§ To be done
Return the listing below exactly, with the pictures dropped.

>> start Materials provided

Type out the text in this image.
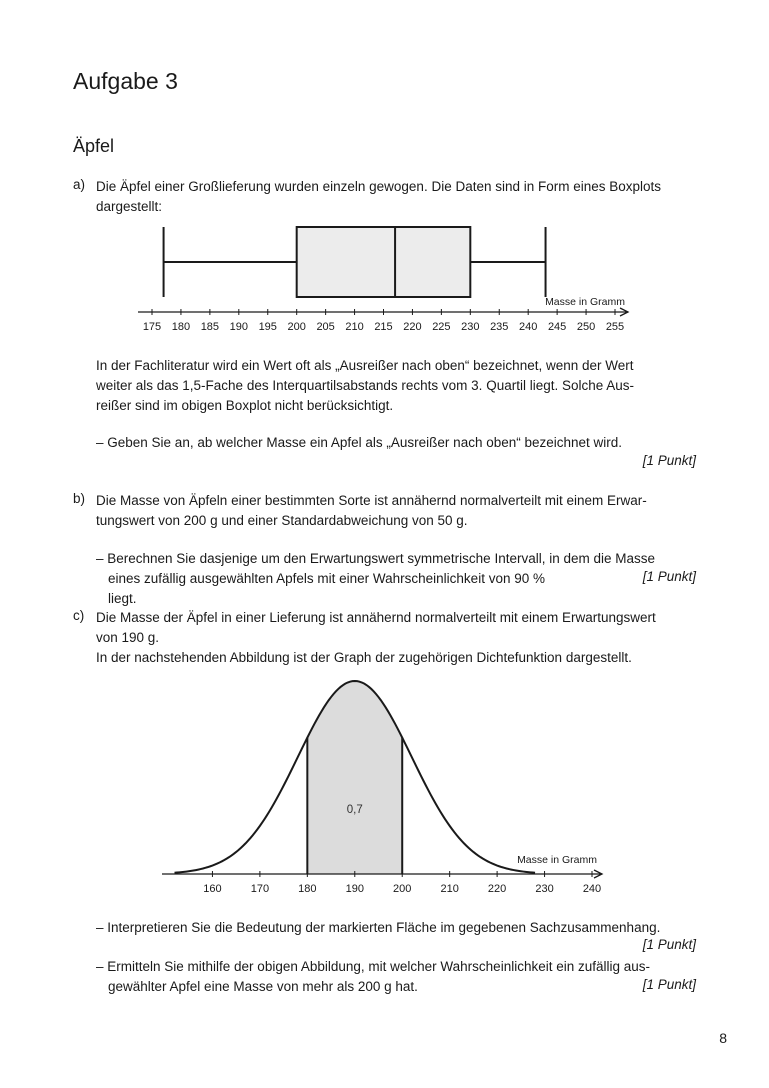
Aufgabe 3
Äpfel
a) Die Äpfel einer Großlieferung wurden einzeln gewogen. Die Daten sind in Form eines Boxplots
dargestellt:
175 180 185 190 195 200 205 210 215 220 225 230 235 240 245 250 255
Masse in Gramm
In der Fachliteratur wird ein Wert oft als „Ausreißer nach oben“ bezeichnet, wenn der Wert
weiter als das 1,5-Fache des Interquartilsabstands rechts vom 3. Quartil liegt. Solche Aus-
reißer sind im obigen Boxplot nicht berücksichtigt.
– Geben Sie an, ab welcher Masse ein Apfel als „Ausreißer nach oben“ bezeichnet wird.
[1 Punkt]
b) Die Masse von Äpfeln einer bestimmten Sorte ist annähernd normalverteilt mit einem Erwar-
tungswert von 200 g und einer Standardabweichung von 50 g.
– Berechnen Sie dasjenige um den Erwartungswert symmetrische Intervall, in dem die Masse
eines zufällig ausgewählten Apfels mit einer Wahrscheinlichkeit von 90 % liegt.
[1 Punkt]
c) Die Masse der Äpfel in einer Lieferung ist annähernd normalverteilt mit einem Erwartungswert
von 190 g.
In der nachstehenden Abbildung ist der Graph der zugehörigen Dichtefunktion dargestellt.
160	170	180	190	200	210	220	230	240
0,7
Masse in Gramm
– Interpretieren Sie die Bedeutung der markierten Fläche im gegebenen Sachzusammenhang.
[1 Punkt]
– Ermitteln Sie mithilfe der obigen Abbildung, mit welcher Wahrscheinlichkeit ein zufällig aus-
gewählter Apfel eine Masse von mehr als 200 g hat.	[1 Punkt]
8
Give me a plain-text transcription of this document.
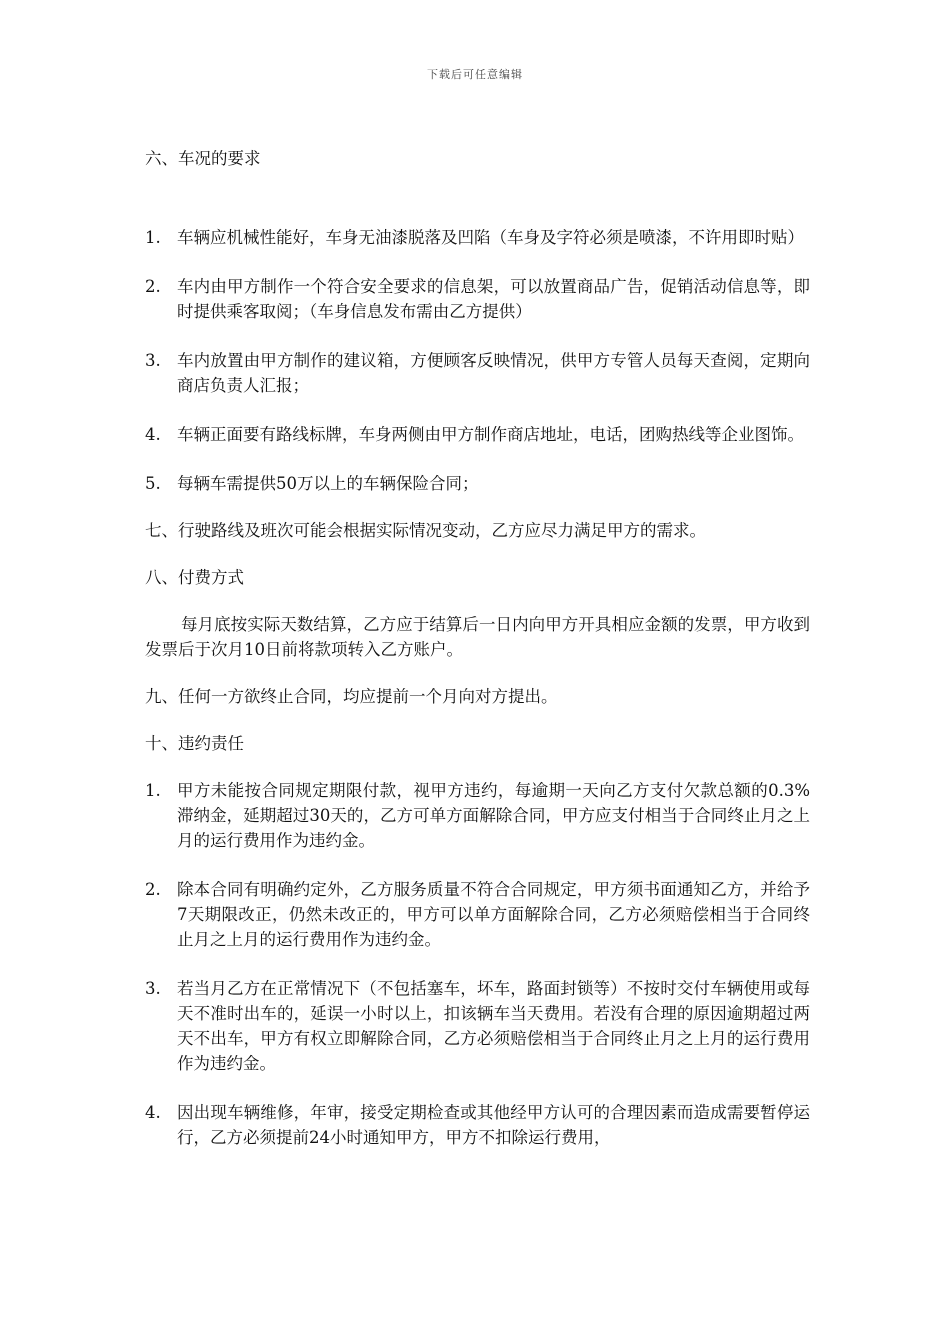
下载后可任意编辑

六、车况的要求

1. 车辆应机械性能好，车身无油漆脱落及凹陷（车身及字符必须是喷漆，不许用即时贴）
2. 车内由甲方制作一个符合安全要求的信息架，可以放置商品广告，促销活动信息等，即时提供乘客取阅；（车身信息发布需由乙方提供）
3. 车内放置由甲方制作的建议箱，方便顾客反映情况，供甲方专管人员每天查阅，定期向商店负责人汇报；
4. 车辆正面要有路线标牌，车身两侧由甲方制作商店地址，电话，团购热线等企业图饰。
5. 每辆车需提供50万以上的车辆保险合同；

七、行驶路线及班次可能会根据实际情况变动，乙方应尽力满足甲方的需求。

八、付费方式

每月底按实际天数结算，乙方应于结算后一日内向甲方开具相应金额的发票，甲方收到发票后于次月10日前将款项转入乙方账户。

九、任何一方欲终止合同，均应提前一个月向对方提出。

十、违约责任

1. 甲方未能按合同规定期限付款，视甲方违约，每逾期一天向乙方支付欠款总额的0.3%滞纳金，延期超过30天的，乙方可单方面解除合同，甲方应支付相当于合同终止月之上月的运行费用作为违约金。
2. 除本合同有明确约定外，乙方服务质量不符合合同规定，甲方须书面通知乙方，并给予7天期限改正，仍然未改正的，甲方可以单方面解除合同，乙方必须赔偿相当于合同终止月之上月的运行费用作为违约金。
3. 若当月乙方在正常情况下（不包括塞车，坏车，路面封锁等）不按时交付车辆使用或每天不准时出车的，延误一小时以上，扣该辆车当天费用。若没有合理的原因逾期超过两天不出车，甲方有权立即解除合同，乙方必须赔偿相当于合同终止月之上月的运行费用作为违约金。
4. 因出现车辆维修，年审，接受定期检查或其他经甲方认可的合理因素而造成需要暂停运行，乙方必须提前24小时通知甲方，甲方不扣除运行费用，
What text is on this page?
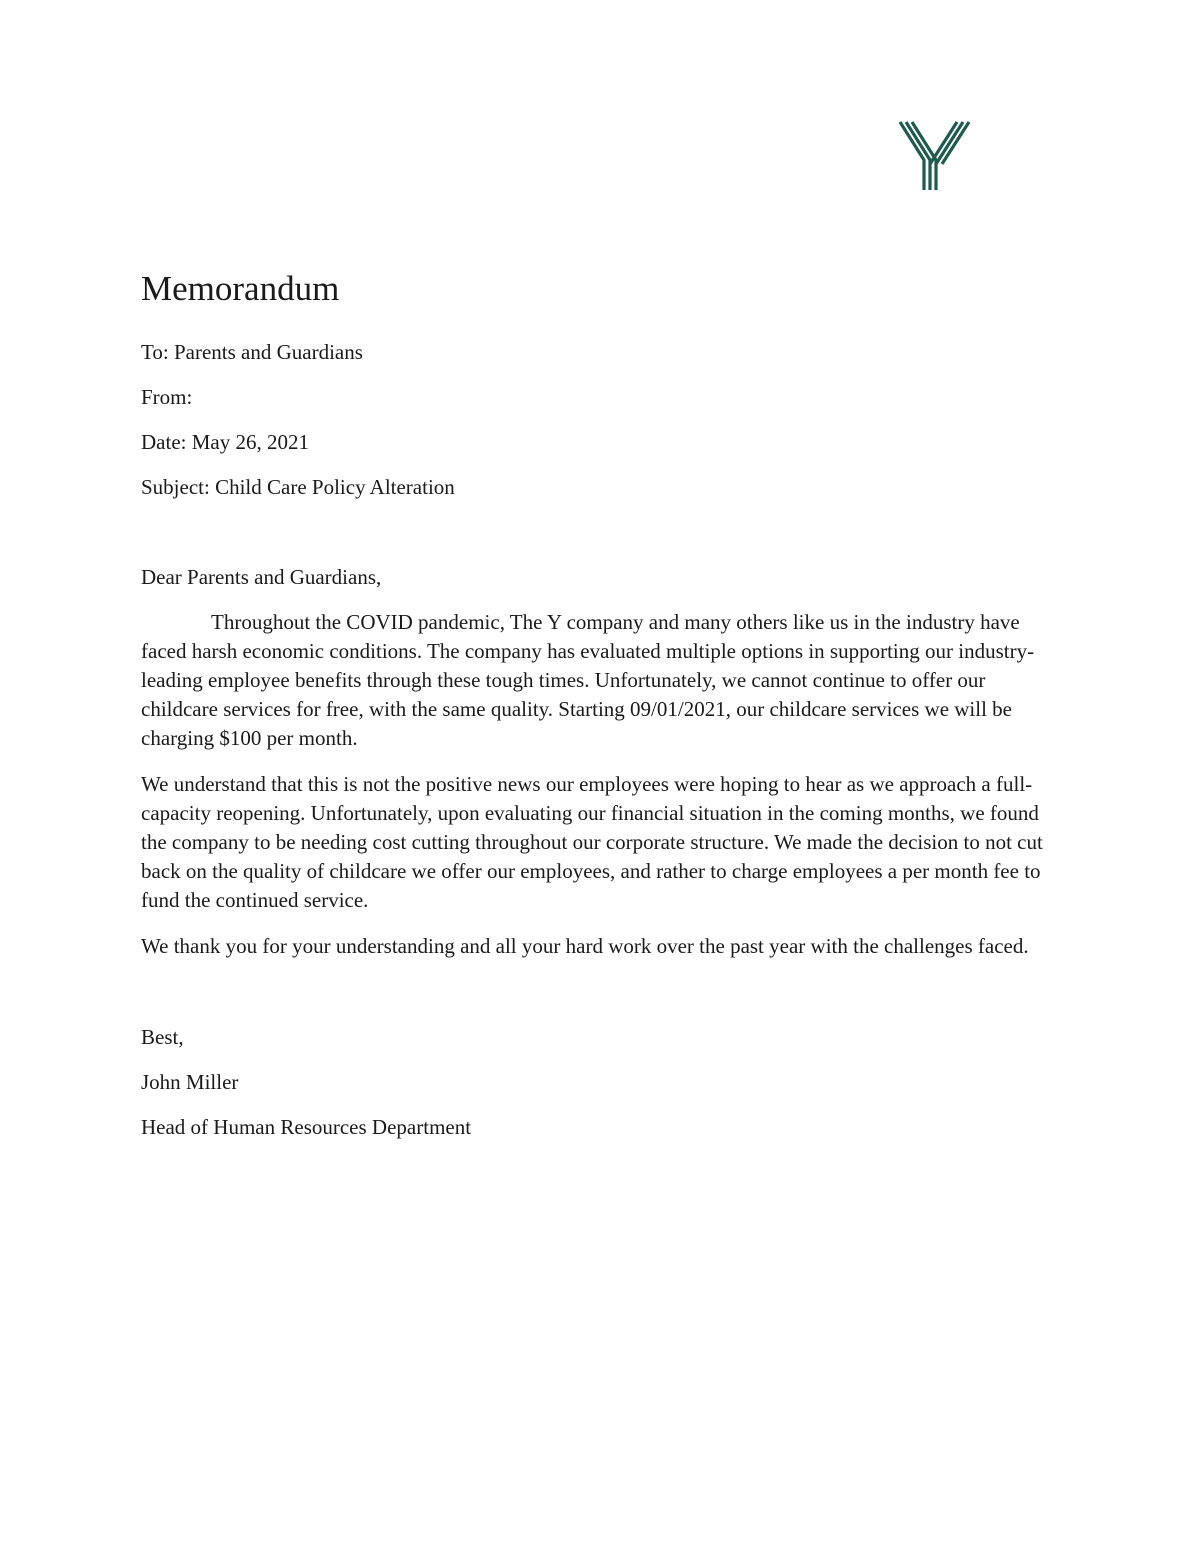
Memorandum
To: Parents and Guardians
From:
Date: May 26, 2021
Subject: Child Care Policy Alteration

Dear Parents and Guardians,

Throughout the COVID pandemic, The Y company and many others like us in the industry have faced harsh economic conditions. The company has evaluated multiple options in supporting our industry-leading employee benefits through these tough times. Unfortunately, we cannot continue to offer our childcare services for free, with the same quality. Starting 09/01/2021, our childcare services we will be charging $100 per month.

We understand that this is not the positive news our employees were hoping to hear as we approach a full-capacity reopening. Unfortunately, upon evaluating our financial situation in the coming months, we found the company to be needing cost cutting throughout our corporate structure. We made the decision to not cut back on the quality of childcare we offer our employees, and rather to charge employees a per month fee to fund the continued service.

We thank you for your understanding and all your hard work over the past year with the challenges faced.

Best,

John Miller

Head of Human Resources Department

>> end Materials provided

§ Completed task
Type out the text in this image.
Aufgabe 3
Äpfel
a) Die Äpfel einer Großlieferung wurden einzeln gewogen. Die Daten sind in Form eines Boxplots
dargestellt:
175 180 185 190 195 200 205 210 215 220 225 230 235 240 245 250 255
Masse in Gramm
In der Fachliteratur wird ein Wert oft als „Ausreißer nach oben“ bezeichnet, wenn der Wert
weiter als das 1,5-Fache des Interquartilsabstands rechts vom 3. Quartil liegt. Solche Aus-
reißer sind im obigen Boxplot nicht berücksichtigt.
– Geben Sie an, ab welcher Masse ein Apfel als „Ausreißer nach oben“ bezeichnet wird.
[1 Punkt]
b) Die Masse von Äpfeln einer bestimmten Sorte ist annähernd normalverteilt mit einem Erwar-
tungswert von 200 g und einer Standardabweichung von 50 g.
– Berechnen Sie dasjenige um den Erwartungswert symmetrische Intervall, in dem die Masse
eines zufällig ausgewählten Apfels mit einer Wahrscheinlichkeit von 90 % liegt.
[1 Punkt]
c) Die Masse der Äpfel in einer Lieferung ist annähernd normalverteilt mit einem Erwartungswert
von 190 g.
In der nachstehenden Abbildung ist der Graph der zugehörigen Dichtefunktion dargestellt.
160	170	180	190	200	210	220	230	240
0,7
Masse in Gramm
– Interpretieren Sie die Bedeutung der markierten Fläche im gegebenen Sachzusammenhang.
[1 Punkt]
– Ermitteln Sie mithilfe der obigen Abbildung, mit welcher Wahrscheinlichkeit ein zufällig aus-
gewählter Apfel eine Masse von mehr als 200 g hat.	[1 Punkt]
8
Give me a plain-text transcription of this document.
下载后可任意编辑

六、车况的要求

1. 车辆应机械性能好，车身无油漆脱落及凹陷（车身及字符必须是喷漆，不许用即时贴）
2. 车内由甲方制作一个符合安全要求的信息架，可以放置商品广告，促销活动信息等，即时提供乘客取阅；（车身信息发布需由乙方提供）
3. 车内放置由甲方制作的建议箱，方便顾客反映情况，供甲方专管人员每天查阅，定期向商店负责人汇报；
4. 车辆正面要有路线标牌，车身两侧由甲方制作商店地址，电话，团购热线等企业图饰。
5. 每辆车需提供50万以上的车辆保险合同；

七、行驶路线及班次可能会根据实际情况变动，乙方应尽力满足甲方的需求。

八、付费方式

每月底按实际天数结算，乙方应于结算后一日内向甲方开具相应金额的发票，甲方收到发票后于次月10日前将款项转入乙方账户。

九、任何一方欲终止合同，均应提前一个月向对方提出。

十、违约责任

1. 甲方未能按合同规定期限付款，视甲方违约，每逾期一天向乙方支付欠款总额的0.3%滞纳金，延期超过30天的，乙方可单方面解除合同，甲方应支付相当于合同终止月之上月的运行费用作为违约金。
2. 除本合同有明确约定外，乙方服务质量不符合合同规定，甲方须书面通知乙方，并给予7天期限改正，仍然未改正的，甲方可以单方面解除合同，乙方必须赔偿相当于合同终止月之上月的运行费用作为违约金。
3. 若当月乙方在正常情况下（不包括塞车，坏车，路面封锁等）不按时交付车辆使用或每天不准时出车的，延误一小时以上，扣该辆车当天费用。若没有合理的原因逾期超过两天不出车，甲方有权立即解除合同，乙方必须赔偿相当于合同终止月之上月的运行费用作为违约金。
4. 因出现车辆维修，年审，接受定期检查或其他经甲方认可的合理因素而造成需要暂停运行，乙方必须提前24小时通知甲方，甲方不扣除运行费用，
What text is on this page?
Memorandum
To: Parents and Guardians
From:
Date: May 26, 2021
Subject: Child Care Policy Alteration

Dear Parents and Guardians,

Throughout the COVID pandemic, The Y company and many others like us in the industry have faced harsh economic conditions. The company has evaluated multiple options in supporting our industry-leading employee benefits through these tough times. Unfortunately, we cannot continue to offer our childcare services for free, with the same quality. Starting 09/01/2021, our childcare services we will be charging $100 per month.

We understand that this is not the positive news our employees were hoping to hear as we approach a full-capacity reopening. Unfortunately, upon evaluating our financial situation in the coming months, we found the company to be needing cost cutting throughout our corporate structure. We made the decision to not cut back on the quality of childcare we offer our employees, and rather to charge employees a per month fee to fund the continued service.

We thank you for your understanding and all your hard work over the past year with the challenges faced.

Best,

John Miller

Head of Human Resources Department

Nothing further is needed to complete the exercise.